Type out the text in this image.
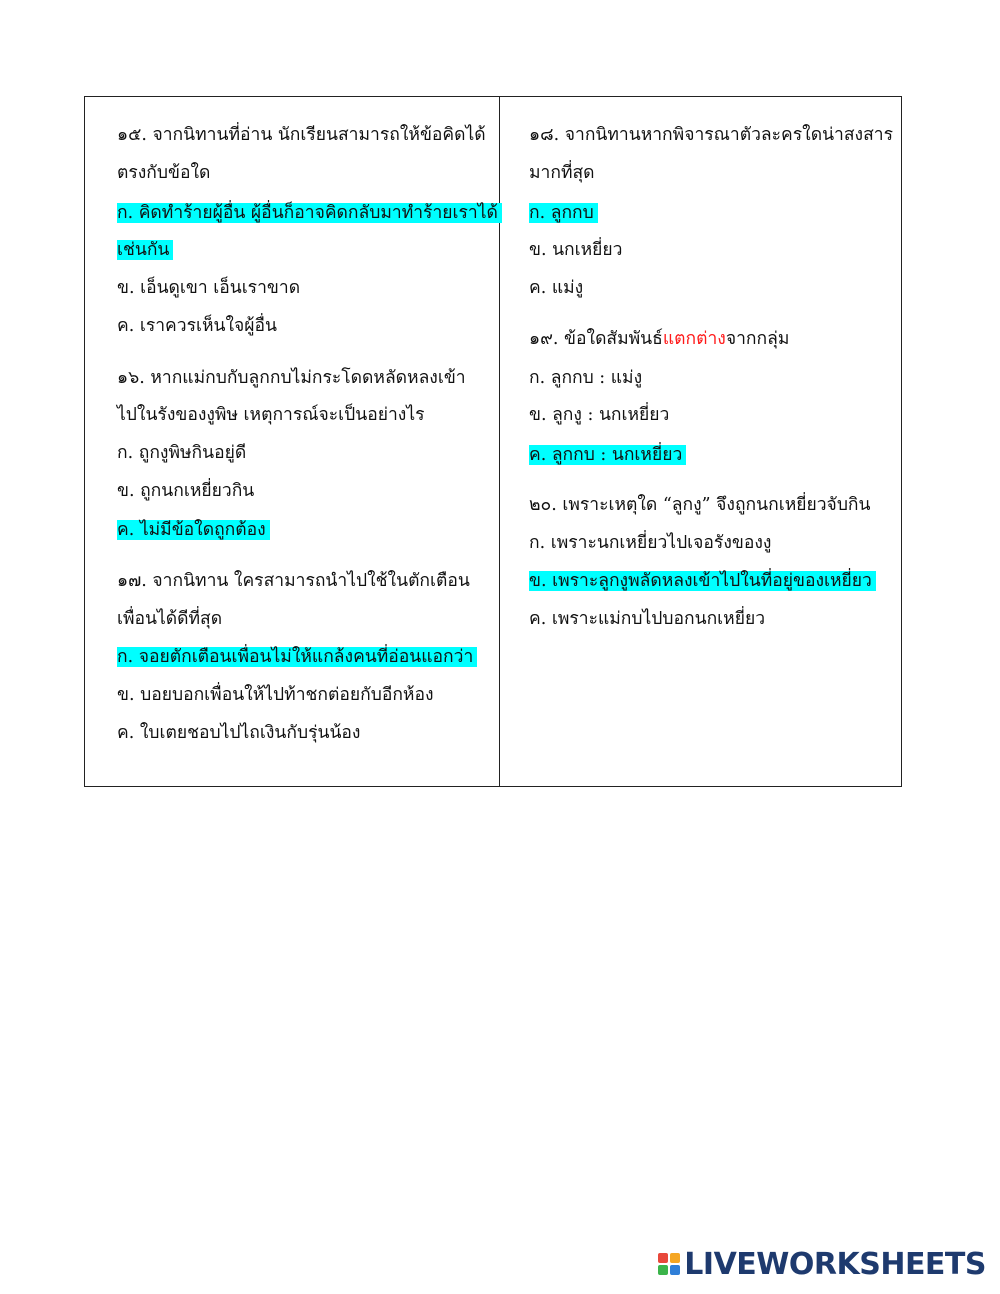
๑๕. จากนิทานที่อ่าน นักเรียนสามารถให้ข้อคิดได้
ตรงกับข้อใด
ก. คิดทำร้ายผู้อื่น ผู้อื่นก็อาจคิดกลับมาทำร้ายเราได้
เช่นกัน
ข. เอ็นดูเขา เอ็นเราขาด
ค. เราควรเห็นใจผู้อื่น
๑๖. หากแม่กบกับลูกกบไม่กระโดดหลัดหลงเข้า
ไปในรังของงูพิษ เหตุการณ์จะเป็นอย่างไร
ก. ถูกงูพิษกินอยู่ดี
ข. ถูกนกเหยี่ยวกิน
ค. ไม่มีข้อใดถูกต้อง
๑๗. จากนิทาน ใครสามารถนำไปใช้ในตักเตือน
เพื่อนได้ดีที่สุด
ก. จอยตักเตือนเพื่อนไม่ให้แกล้งคนที่อ่อนแอกว่า
ข. บอยบอกเพื่อนให้ไปท้าชกต่อยกับอีกห้อง
ค. ใบเตยชอบไปไถเงินกับรุ่นน้อง
๑๘. จากนิทานหากพิจารณาตัวละครใดน่าสงสาร
มากที่สุด
ก. ลูกกบ
ข. นกเหยี่ยว
ค. แม่งู
๑๙. ข้อใดสัมพันธ์แตกต่างจากกลุ่ม
ก. ลูกกบ : แม่งู
ข. ลูกงู : นกเหยี่ยว
ค. ลูกกบ : นกเหยี่ยว
๒๐. เพราะเหตุใด “ลูกงู” จึงถูกนกเหยี่ยวจับกิน
ก. เพราะนกเหยี่ยวไปเจอรังของงู
ข. เพราะลูกงูพลัดหลงเข้าไปในที่อยู่ของเหยี่ยว
ค. เพราะแม่กบไปบอกนกเหยี่ยว
LIVEWORKSHEETS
● ● ● ● ●
• **Set exercise**:
Read the entries and show each line that mentions "จากน".

• **The solution**:
๑๕. จากนิทานที่อ่าน นักเรียนสามารถให้ข้อคิดได้
๑๗. จากนิทาน ใครสามารถนำไปใช้ในตักเตือน
๑๘. จากนิทานหากพิจารณาตัวละครใดน่าสงสาร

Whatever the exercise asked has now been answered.